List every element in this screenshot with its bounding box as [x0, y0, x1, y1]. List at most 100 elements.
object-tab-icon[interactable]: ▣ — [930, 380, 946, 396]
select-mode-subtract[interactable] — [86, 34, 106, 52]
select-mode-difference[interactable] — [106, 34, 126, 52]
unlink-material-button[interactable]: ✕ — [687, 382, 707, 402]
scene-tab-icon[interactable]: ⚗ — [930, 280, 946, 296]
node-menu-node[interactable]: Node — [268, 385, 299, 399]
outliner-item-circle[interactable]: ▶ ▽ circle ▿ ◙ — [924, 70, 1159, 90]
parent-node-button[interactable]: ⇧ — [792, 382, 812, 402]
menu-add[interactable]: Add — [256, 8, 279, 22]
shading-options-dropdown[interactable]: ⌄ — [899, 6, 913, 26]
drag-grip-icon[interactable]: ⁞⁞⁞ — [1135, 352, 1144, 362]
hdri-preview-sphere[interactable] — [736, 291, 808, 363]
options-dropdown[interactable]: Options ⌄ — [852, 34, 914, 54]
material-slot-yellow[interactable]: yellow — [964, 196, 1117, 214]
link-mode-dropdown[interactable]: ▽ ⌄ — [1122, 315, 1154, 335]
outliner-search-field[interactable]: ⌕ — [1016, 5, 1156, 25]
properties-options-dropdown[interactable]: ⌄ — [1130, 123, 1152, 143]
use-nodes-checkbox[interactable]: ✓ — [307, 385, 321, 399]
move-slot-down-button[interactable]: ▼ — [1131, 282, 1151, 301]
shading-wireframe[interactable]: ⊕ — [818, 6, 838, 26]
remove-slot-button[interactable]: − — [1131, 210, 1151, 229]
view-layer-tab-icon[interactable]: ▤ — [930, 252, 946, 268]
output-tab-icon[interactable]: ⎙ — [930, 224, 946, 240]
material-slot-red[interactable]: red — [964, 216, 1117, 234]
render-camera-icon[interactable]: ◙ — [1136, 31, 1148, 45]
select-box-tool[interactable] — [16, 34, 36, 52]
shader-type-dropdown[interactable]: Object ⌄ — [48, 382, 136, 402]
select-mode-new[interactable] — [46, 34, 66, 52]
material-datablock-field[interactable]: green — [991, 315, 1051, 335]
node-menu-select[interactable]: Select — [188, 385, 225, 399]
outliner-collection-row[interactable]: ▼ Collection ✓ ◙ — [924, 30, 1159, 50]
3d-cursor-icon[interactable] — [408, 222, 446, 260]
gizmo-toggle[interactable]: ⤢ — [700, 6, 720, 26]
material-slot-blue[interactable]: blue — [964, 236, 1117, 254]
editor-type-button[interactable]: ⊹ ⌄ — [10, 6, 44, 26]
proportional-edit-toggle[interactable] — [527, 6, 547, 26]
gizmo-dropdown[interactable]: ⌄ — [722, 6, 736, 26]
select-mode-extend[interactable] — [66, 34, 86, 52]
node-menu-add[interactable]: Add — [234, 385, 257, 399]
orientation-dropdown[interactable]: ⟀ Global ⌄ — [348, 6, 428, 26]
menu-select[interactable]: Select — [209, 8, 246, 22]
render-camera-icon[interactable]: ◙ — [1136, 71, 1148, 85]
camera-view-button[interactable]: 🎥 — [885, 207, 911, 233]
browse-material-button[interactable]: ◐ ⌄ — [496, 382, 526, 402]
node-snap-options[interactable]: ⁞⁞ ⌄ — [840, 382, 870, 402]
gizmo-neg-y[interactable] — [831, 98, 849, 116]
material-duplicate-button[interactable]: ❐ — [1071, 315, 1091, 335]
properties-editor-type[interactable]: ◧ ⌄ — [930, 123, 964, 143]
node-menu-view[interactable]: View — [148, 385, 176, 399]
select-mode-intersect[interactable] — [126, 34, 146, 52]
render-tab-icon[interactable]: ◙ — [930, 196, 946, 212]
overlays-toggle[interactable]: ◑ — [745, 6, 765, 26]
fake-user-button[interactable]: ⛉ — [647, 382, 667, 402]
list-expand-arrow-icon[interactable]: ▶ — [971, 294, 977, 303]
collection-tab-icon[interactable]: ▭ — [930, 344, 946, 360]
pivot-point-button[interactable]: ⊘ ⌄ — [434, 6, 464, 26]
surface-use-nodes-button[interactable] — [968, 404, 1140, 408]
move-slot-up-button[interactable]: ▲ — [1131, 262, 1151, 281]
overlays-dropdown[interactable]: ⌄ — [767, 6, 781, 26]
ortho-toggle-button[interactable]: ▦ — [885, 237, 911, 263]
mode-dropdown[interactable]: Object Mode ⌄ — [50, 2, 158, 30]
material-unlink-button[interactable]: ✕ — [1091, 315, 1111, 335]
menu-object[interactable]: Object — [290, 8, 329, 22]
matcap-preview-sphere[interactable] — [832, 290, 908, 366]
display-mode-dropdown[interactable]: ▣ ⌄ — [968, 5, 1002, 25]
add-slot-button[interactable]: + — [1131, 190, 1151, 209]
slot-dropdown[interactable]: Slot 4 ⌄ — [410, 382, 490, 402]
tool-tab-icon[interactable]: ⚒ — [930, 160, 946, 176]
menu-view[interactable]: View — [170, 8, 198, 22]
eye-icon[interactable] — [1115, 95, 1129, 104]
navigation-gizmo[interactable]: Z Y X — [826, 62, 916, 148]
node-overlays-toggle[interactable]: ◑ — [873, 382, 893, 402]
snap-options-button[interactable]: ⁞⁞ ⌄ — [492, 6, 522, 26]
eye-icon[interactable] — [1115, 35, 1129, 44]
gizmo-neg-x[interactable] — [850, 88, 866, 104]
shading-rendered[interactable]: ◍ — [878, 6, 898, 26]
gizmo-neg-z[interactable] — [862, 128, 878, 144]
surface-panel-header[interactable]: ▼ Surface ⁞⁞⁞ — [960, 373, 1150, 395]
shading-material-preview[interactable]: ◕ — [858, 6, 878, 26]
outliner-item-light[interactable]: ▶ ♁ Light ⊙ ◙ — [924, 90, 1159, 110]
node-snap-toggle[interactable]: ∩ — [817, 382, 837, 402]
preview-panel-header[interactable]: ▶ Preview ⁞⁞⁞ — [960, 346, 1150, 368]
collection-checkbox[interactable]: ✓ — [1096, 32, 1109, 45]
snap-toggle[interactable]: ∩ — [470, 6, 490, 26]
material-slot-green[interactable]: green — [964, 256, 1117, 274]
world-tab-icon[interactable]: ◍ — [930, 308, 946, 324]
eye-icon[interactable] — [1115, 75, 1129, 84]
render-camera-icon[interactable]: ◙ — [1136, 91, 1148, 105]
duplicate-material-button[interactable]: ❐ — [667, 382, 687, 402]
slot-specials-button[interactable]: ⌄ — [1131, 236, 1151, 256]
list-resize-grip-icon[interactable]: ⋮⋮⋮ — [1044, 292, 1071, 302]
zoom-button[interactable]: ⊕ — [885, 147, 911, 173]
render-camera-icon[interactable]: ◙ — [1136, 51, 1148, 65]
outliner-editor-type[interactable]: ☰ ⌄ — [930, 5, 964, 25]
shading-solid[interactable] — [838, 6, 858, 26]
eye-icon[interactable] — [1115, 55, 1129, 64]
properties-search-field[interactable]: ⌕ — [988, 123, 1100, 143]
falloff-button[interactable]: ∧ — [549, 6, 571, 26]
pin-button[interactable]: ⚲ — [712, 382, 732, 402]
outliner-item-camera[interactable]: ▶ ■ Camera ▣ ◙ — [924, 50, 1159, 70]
##############################
(PROBLEM DESCRIPTION)
Rewrite the data above, replacing every occurrence of "render-camera-icon" with "render-visibility-icon" and leaving everything else unchanged.

(THE COMPLETED TASK)
List every element in this screenshot with its bounding box as [x0, y0, x1, y1]. List at most 100 elements.
object-tab-icon[interactable]: ▣ — [930, 380, 946, 396]
select-mode-subtract[interactable] — [86, 34, 106, 52]
select-mode-difference[interactable] — [106, 34, 126, 52]
unlink-material-button[interactable]: ✕ — [687, 382, 707, 402]
scene-tab-icon[interactable]: ⚗ — [930, 280, 946, 296]
node-menu-node[interactable]: Node — [268, 385, 299, 399]
outliner-item-circle[interactable]: ▶ ▽ circle ▿ ◙ — [924, 70, 1159, 90]
parent-node-button[interactable]: ⇧ — [792, 382, 812, 402]
menu-add[interactable]: Add — [256, 8, 279, 22]
shading-options-dropdown[interactable]: ⌄ — [899, 6, 913, 26]
drag-grip-icon[interactable]: ⁞⁞⁞ — [1135, 352, 1144, 362]
hdri-preview-sphere[interactable] — [736, 291, 808, 363]
options-dropdown[interactable]: Options ⌄ — [852, 34, 914, 54]
material-slot-yellow[interactable]: yellow — [964, 196, 1117, 214]
link-mode-dropdown[interactable]: ▽ ⌄ — [1122, 315, 1154, 335]
outliner-search-field[interactable]: ⌕ — [1016, 5, 1156, 25]
properties-options-dropdown[interactable]: ⌄ — [1130, 123, 1152, 143]
use-nodes-checkbox[interactable]: ✓ — [307, 385, 321, 399]
move-slot-down-button[interactable]: ▼ — [1131, 282, 1151, 301]
shading-wireframe[interactable]: ⊕ — [818, 6, 838, 26]
remove-slot-button[interactable]: − — [1131, 210, 1151, 229]
view-layer-tab-icon[interactable]: ▤ — [930, 252, 946, 268]
output-tab-icon[interactable]: ⎙ — [930, 224, 946, 240]
material-slot-red[interactable]: red — [964, 216, 1117, 234]
render-visibility-icon[interactable]: ◙ — [1136, 31, 1148, 45]
select-box-tool[interactable] — [16, 34, 36, 52]
shader-type-dropdown[interactable]: Object ⌄ — [48, 382, 136, 402]
select-mode-new[interactable] — [46, 34, 66, 52]
material-datablock-field[interactable]: green — [991, 315, 1051, 335]
node-menu-select[interactable]: Select — [188, 385, 225, 399]
outliner-collection-row[interactable]: ▼ Collection ✓ ◙ — [924, 30, 1159, 50]
3d-cursor-icon[interactable] — [408, 222, 446, 260]
gizmo-toggle[interactable]: ⤢ — [700, 6, 720, 26]
material-slot-blue[interactable]: blue — [964, 236, 1117, 254]
editor-type-button[interactable]: ⊹ ⌄ — [10, 6, 44, 26]
proportional-edit-toggle[interactable] — [527, 6, 547, 26]
gizmo-dropdown[interactable]: ⌄ — [722, 6, 736, 26]
select-mode-extend[interactable] — [66, 34, 86, 52]
node-menu-add[interactable]: Add — [234, 385, 257, 399]
orientation-dropdown[interactable]: ⟀ Global ⌄ — [348, 6, 428, 26]
menu-select[interactable]: Select — [209, 8, 246, 22]
render-visibility-icon[interactable]: ◙ — [1136, 71, 1148, 85]
camera-view-button[interactable]: 🎥 — [885, 207, 911, 233]
browse-material-button[interactable]: ◐ ⌄ — [496, 382, 526, 402]
node-snap-options[interactable]: ⁞⁞ ⌄ — [840, 382, 870, 402]
gizmo-neg-y[interactable] — [831, 98, 849, 116]
material-duplicate-button[interactable]: ❐ — [1071, 315, 1091, 335]
properties-editor-type[interactable]: ◧ ⌄ — [930, 123, 964, 143]
node-menu-view[interactable]: View — [148, 385, 176, 399]
select-mode-intersect[interactable] — [126, 34, 146, 52]
render-tab-icon[interactable]: ◙ — [930, 196, 946, 212]
overlays-toggle[interactable]: ◑ — [745, 6, 765, 26]
fake-user-button[interactable]: ⛉ — [647, 382, 667, 402]
list-expand-arrow-icon[interactable]: ▶ — [971, 294, 977, 303]
collection-tab-icon[interactable]: ▭ — [930, 344, 946, 360]
pivot-point-button[interactable]: ⊘ ⌄ — [434, 6, 464, 26]
surface-use-nodes-button[interactable] — [968, 404, 1140, 408]
move-slot-up-button[interactable]: ▲ — [1131, 262, 1151, 281]
overlays-dropdown[interactable]: ⌄ — [767, 6, 781, 26]
ortho-toggle-button[interactable]: ▦ — [885, 237, 911, 263]
mode-dropdown[interactable]: Object Mode ⌄ — [50, 2, 158, 30]
material-unlink-button[interactable]: ✕ — [1091, 315, 1111, 335]
menu-object[interactable]: Object — [290, 8, 329, 22]
matcap-preview-sphere[interactable] — [832, 290, 908, 366]
display-mode-dropdown[interactable]: ▣ ⌄ — [968, 5, 1002, 25]
add-slot-button[interactable]: + — [1131, 190, 1151, 209]
slot-dropdown[interactable]: Slot 4 ⌄ — [410, 382, 490, 402]
tool-tab-icon[interactable]: ⚒ — [930, 160, 946, 176]
menu-view[interactable]: View — [170, 8, 198, 22]
eye-icon[interactable] — [1115, 95, 1129, 104]
navigation-gizmo[interactable]: Z Y X — [826, 62, 916, 148]
node-overlays-toggle[interactable]: ◑ — [873, 382, 893, 402]
snap-options-button[interactable]: ⁞⁞ ⌄ — [492, 6, 522, 26]
eye-icon[interactable] — [1115, 35, 1129, 44]
gizmo-neg-x[interactable] — [850, 88, 866, 104]
shading-rendered[interactable]: ◍ — [878, 6, 898, 26]
gizmo-neg-z[interactable] — [862, 128, 878, 144]
surface-panel-header[interactable]: ▼ Surface ⁞⁞⁞ — [960, 373, 1150, 395]
shading-material-preview[interactable]: ◕ — [858, 6, 878, 26]
outliner-item-light[interactable]: ▶ ♁ Light ⊙ ◙ — [924, 90, 1159, 110]
node-snap-toggle[interactable]: ∩ — [817, 382, 837, 402]
preview-panel-header[interactable]: ▶ Preview ⁞⁞⁞ — [960, 346, 1150, 368]
collection-checkbox[interactable]: ✓ — [1096, 32, 1109, 45]
snap-toggle[interactable]: ∩ — [470, 6, 490, 26]
material-slot-green[interactable]: green — [964, 256, 1117, 274]
world-tab-icon[interactable]: ◍ — [930, 308, 946, 324]
eye-icon[interactable] — [1115, 75, 1129, 84]
render-visibility-icon[interactable]: ◙ — [1136, 91, 1148, 105]
duplicate-material-button[interactable]: ❐ — [667, 382, 687, 402]
slot-specials-button[interactable]: ⌄ — [1131, 236, 1151, 256]
list-resize-grip-icon[interactable]: ⋮⋮⋮ — [1044, 292, 1071, 302]
zoom-button[interactable]: ⊕ — [885, 147, 911, 173]
render-visibility-icon[interactable]: ◙ — [1136, 51, 1148, 65]
outliner-editor-type[interactable]: ☰ ⌄ — [930, 5, 964, 25]
shading-solid[interactable] — [838, 6, 858, 26]
eye-icon[interactable] — [1115, 55, 1129, 64]
properties-search-field[interactable]: ⌕ — [988, 123, 1100, 143]
falloff-button[interactable]: ∧ — [549, 6, 571, 26]
pin-button[interactable]: ⚲ — [712, 382, 732, 402]
outliner-item-camera[interactable]: ▶ ■ Camera ▣ ◙ — [924, 50, 1159, 70]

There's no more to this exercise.